Restate each entry word for word, leaving nothing out.

(Extracted data entries)
○ ○ ○ ○ ○ ○ ○
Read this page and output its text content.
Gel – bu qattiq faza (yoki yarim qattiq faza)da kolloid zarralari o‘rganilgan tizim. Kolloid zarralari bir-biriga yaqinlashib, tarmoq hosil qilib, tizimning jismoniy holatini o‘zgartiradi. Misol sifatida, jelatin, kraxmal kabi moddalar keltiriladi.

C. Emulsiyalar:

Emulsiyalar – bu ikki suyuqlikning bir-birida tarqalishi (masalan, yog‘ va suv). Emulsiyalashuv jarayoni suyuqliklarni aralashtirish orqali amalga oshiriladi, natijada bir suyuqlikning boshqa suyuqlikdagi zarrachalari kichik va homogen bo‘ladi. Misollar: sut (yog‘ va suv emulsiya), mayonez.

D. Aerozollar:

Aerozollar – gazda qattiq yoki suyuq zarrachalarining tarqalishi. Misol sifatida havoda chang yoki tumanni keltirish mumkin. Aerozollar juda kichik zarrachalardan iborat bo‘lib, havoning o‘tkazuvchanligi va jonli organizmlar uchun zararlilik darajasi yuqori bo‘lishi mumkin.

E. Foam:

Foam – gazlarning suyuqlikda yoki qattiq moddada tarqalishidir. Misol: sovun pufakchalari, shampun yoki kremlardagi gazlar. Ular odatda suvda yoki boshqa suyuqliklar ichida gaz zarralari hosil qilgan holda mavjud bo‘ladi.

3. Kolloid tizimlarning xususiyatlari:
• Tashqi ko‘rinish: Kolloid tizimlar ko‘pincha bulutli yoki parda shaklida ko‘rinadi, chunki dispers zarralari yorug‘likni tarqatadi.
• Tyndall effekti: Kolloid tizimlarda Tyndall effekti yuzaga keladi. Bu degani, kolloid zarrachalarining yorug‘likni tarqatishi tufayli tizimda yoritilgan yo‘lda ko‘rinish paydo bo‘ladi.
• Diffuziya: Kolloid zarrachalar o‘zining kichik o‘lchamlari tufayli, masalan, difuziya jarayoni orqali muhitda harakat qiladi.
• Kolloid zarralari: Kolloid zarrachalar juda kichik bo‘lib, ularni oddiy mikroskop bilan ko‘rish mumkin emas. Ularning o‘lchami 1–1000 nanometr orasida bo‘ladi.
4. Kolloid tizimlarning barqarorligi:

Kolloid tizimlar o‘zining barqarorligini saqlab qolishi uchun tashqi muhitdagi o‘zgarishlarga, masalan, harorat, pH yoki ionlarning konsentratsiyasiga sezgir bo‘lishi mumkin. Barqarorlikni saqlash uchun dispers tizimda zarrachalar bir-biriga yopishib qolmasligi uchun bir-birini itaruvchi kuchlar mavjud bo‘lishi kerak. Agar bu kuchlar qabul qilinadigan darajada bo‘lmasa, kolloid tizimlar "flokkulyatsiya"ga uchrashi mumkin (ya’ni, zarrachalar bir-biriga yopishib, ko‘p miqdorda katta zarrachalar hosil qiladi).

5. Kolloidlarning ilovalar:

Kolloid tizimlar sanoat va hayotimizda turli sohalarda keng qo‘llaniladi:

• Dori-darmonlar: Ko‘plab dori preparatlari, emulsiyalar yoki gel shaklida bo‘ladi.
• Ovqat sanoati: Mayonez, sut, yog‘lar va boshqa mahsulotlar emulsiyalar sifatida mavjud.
○ ○ ○ ○ ○ ○ ○
__Result of the exercise__:
Read this page and output its text content.
Gel – bu qattiq faza (yoki yarim qattiq faza)da kolloid zarralari o‘rganilgan tizim. Kolloid zarralari bir-biriga yaqinlashib, tarmoq hosil qilib, tizimning jismoniy holatini o‘zgartiradi. Misol sifatida, jelatin, kraxmal kabi moddalar keltiriladi.

C. Emulsiyalar:

Emulsiyalar – bu ikki suyuqlikning bir-birida tarqalishi (masalan, yog‘ va suv). Emulsiyalashuv jarayoni suyuqliklarni aralashtirish orqali amalga oshiriladi, natijada bir suyuqlikning boshqa suyuqlikdagi zarrachalari kichik va homogen bo‘ladi. Misollar: sut (yog‘ va suv emulsiya), mayonez.

D. Aerozollar:

Aerozollar – gazda qattiq yoki suyuq zarrachalarining tarqalishi. Misol sifatida havoda chang yoki tumanni keltirish mumkin. Aerozollar juda kichik zarrachalardan iborat bo‘lib, havoning o‘tkazuvchanligi va jonli organizmlar uchun zararlilik darajasi yuqori bo‘lishi mumkin.

E. Foam:

Foam – gazlarning suyuqlikda yoki qattiq moddada tarqalishidir. Misol: sovun pufakchalari, shampun yoki kremlardagi gazlar. Ular odatda suvda yoki boshqa suyuqliklar ichida gaz zarralari hosil qilgan holda mavjud bo‘ladi.

3. Kolloid tizimlarning xususiyatlari:
• Tashqi ko‘rinish: Kolloid tizimlar ko‘pincha bulutli yoki parda shaklida ko‘rinadi, chunki dispers zarralari yorug‘likni tarqatadi.
• Tyndall effekti: Kolloid tizimlarda Tyndall effekti yuzaga keladi. Bu degani, kolloid zarrachalarining yorug‘likni tarqatishi tufayli tizimda yoritilgan yo‘lda ko‘rinish paydo bo‘ladi.
• Diffuziya: Kolloid zarrachalar o‘zining kichik o‘lchamlari tufayli, masalan, difuziya jarayoni orqali muhitda harakat qiladi.
• Kolloid zarralari: Kolloid zarrachalar juda kichik bo‘lib, ularni oddiy mikroskop bilan ko‘rish mumkin emas. Ularning o‘lchami 1–1000 nanometr orasida bo‘ladi.
4. Kolloid tizimlarning barqarorligi:

Kolloid tizimlar o‘zining barqarorligini saqlab qolishi uchun tashqi muhitdagi o‘zgarishlarga, masalan, harorat, pH yoki ionlarning konsentratsiyasiga sezgir bo‘lishi mumkin. Barqarorlikni saqlash uchun dispers tizimda zarrachalar bir-biriga yopishib qolmasligi uchun bir-birini itaruvchi kuchlar mavjud bo‘lishi kerak. Agar bu kuchlar qabul qilinadigan darajada bo‘lmasa, kolloid tizimlar "flokkulyatsiya"ga uchrashi mumkin (ya’ni, zarrachalar bir-biriga yopishib, ko‘p miqdorda katta zarrachalar hosil qiladi).

5. Kolloidlarning ilovalar:

Kolloid tizimlar sanoat va hayotimizda turli sohalarda keng qo‘llaniladi:

• Dori-darmonlar: Ko‘plab dori preparatlari, emulsiyalar yoki gel shaklida bo‘ladi.
• Ovqat sanoati: Mayonez, sut, yog‘lar va boshqa mahsulotlar emulsiyalar sifatida mavjud.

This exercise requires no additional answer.